■ Input records ■
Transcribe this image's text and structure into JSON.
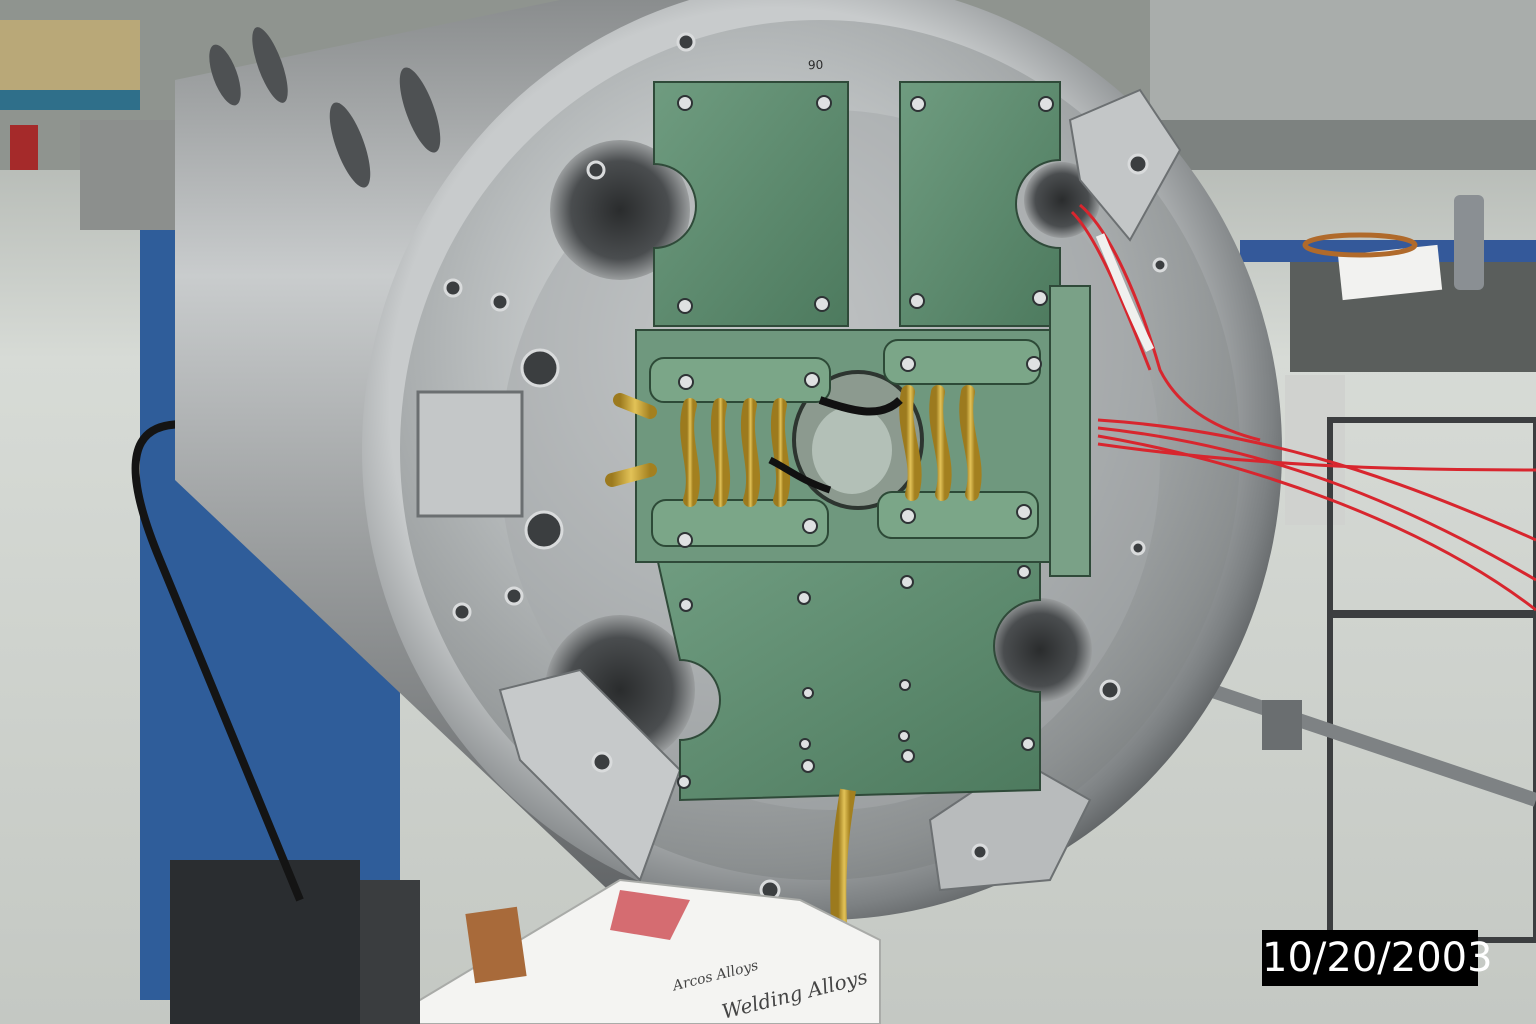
{
  "photo": {
    "description_label": "",
    "date_stamp": "10/20/2003",
    "end_plate_marking": "90",
    "box_brand": "Arcos Alloys",
    "box_tagline": "Welding Alloys"
  },
  "colors": {
    "steel": "#b9bcbd",
    "steel_dark": "#6e7274",
    "insulator_green": "#5f8f70",
    "kapton_gold": "#c9a53a",
    "wire_red": "#d8262e",
    "stand_blue": "#2f5d9a",
    "floor": "#dde0dc"
  }
}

■ Aim ■
Search the listing for the word "Alloys" and return each line that holds it.

■ Exercise result ■
    "box_brand": "Arcos Alloys",
    "box_tagline": "Welding Alloys"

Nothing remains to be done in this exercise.